## WORK TO BE COMPLETED
Return all lines where the word "breadcrumb" can be found.

## EXERCISE DATA
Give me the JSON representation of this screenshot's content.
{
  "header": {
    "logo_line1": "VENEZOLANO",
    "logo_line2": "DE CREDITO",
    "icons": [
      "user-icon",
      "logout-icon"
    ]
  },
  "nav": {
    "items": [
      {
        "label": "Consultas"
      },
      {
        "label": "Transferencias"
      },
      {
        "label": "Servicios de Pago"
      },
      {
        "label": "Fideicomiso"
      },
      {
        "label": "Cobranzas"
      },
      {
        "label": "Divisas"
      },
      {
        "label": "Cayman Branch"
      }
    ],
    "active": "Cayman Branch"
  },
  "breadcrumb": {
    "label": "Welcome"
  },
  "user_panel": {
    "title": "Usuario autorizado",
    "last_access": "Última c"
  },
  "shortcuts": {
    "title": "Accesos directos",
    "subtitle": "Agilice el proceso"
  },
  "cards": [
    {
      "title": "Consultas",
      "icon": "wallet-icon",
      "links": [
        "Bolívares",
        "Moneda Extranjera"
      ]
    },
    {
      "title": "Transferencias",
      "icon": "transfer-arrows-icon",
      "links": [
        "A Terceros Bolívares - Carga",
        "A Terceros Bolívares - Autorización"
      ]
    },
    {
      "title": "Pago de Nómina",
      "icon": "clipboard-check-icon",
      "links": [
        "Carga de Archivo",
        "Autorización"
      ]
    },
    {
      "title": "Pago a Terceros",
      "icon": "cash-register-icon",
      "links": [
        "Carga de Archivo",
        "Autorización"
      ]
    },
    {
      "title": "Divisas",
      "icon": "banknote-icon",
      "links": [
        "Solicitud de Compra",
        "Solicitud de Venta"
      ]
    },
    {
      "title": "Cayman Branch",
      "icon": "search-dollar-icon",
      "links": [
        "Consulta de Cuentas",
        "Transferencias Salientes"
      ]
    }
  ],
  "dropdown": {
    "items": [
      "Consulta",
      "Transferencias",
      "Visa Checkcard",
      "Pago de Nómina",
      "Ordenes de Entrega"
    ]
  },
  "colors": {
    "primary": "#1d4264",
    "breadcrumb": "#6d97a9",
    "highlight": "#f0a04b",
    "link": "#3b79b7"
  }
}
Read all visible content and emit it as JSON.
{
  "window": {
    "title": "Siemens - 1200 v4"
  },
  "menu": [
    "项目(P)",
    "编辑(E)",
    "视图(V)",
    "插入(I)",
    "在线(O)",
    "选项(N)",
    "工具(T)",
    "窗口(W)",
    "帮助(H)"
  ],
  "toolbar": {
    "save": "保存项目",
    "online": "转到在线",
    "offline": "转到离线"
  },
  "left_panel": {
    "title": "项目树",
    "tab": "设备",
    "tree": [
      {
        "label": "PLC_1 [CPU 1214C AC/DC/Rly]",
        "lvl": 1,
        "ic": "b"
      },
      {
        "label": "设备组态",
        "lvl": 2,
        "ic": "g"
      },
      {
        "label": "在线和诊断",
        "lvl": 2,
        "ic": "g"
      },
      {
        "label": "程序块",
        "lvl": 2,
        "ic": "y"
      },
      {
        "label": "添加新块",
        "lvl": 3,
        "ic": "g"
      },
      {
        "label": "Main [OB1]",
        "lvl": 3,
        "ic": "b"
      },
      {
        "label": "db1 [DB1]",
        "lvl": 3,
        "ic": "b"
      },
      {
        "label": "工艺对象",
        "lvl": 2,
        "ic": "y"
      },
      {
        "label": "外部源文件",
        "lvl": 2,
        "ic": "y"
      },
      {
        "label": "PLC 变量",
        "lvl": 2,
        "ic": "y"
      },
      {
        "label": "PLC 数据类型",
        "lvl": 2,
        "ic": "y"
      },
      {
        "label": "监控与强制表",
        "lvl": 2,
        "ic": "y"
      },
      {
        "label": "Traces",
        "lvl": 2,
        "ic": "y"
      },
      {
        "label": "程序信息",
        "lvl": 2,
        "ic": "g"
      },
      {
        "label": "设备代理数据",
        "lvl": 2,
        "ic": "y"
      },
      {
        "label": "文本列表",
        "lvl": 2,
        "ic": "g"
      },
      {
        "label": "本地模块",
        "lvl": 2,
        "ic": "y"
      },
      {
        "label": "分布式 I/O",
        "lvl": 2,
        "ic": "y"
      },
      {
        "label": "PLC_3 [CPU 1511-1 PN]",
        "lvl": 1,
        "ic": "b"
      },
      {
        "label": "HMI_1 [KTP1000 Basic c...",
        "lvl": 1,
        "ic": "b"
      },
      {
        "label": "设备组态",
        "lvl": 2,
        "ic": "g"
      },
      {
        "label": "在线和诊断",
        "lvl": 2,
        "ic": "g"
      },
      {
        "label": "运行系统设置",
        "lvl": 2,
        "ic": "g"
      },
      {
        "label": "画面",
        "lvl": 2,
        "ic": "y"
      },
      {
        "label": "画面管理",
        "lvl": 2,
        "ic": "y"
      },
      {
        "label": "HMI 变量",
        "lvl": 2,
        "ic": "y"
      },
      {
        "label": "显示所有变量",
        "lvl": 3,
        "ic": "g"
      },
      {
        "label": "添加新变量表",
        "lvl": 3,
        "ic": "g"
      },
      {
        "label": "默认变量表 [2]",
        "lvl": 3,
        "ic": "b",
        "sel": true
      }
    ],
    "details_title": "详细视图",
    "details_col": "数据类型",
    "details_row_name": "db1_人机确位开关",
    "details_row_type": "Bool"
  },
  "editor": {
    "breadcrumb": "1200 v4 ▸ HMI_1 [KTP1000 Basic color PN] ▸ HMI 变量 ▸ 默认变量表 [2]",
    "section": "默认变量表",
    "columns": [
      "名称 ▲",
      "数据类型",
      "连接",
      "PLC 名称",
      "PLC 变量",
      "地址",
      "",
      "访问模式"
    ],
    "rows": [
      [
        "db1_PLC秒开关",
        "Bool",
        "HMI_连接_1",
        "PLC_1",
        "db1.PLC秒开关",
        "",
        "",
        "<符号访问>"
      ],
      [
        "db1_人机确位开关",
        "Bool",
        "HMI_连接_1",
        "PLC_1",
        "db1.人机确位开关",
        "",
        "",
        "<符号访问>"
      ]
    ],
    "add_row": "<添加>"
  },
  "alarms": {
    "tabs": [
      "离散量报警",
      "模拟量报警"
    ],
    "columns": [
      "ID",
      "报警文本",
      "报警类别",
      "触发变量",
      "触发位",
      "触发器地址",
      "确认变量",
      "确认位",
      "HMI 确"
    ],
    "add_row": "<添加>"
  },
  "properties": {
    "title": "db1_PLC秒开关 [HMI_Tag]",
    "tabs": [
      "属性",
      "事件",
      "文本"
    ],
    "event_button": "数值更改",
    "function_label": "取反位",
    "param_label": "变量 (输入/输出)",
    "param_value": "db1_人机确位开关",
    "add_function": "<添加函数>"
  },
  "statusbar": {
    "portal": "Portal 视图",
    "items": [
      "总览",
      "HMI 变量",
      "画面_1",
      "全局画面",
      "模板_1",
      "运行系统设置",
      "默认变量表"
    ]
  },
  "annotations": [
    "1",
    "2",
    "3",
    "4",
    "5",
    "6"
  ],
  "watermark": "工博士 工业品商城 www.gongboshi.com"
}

## FULL OUTPUT
  "breadcrumb": {
    "breadcrumb": "#6d97a9",
    "breadcrumb": "1200 v4 ▸ HMI_1 [KTP1000 Basic color PN] ▸ HMI 变量 ▸ 默认变量表 [2]",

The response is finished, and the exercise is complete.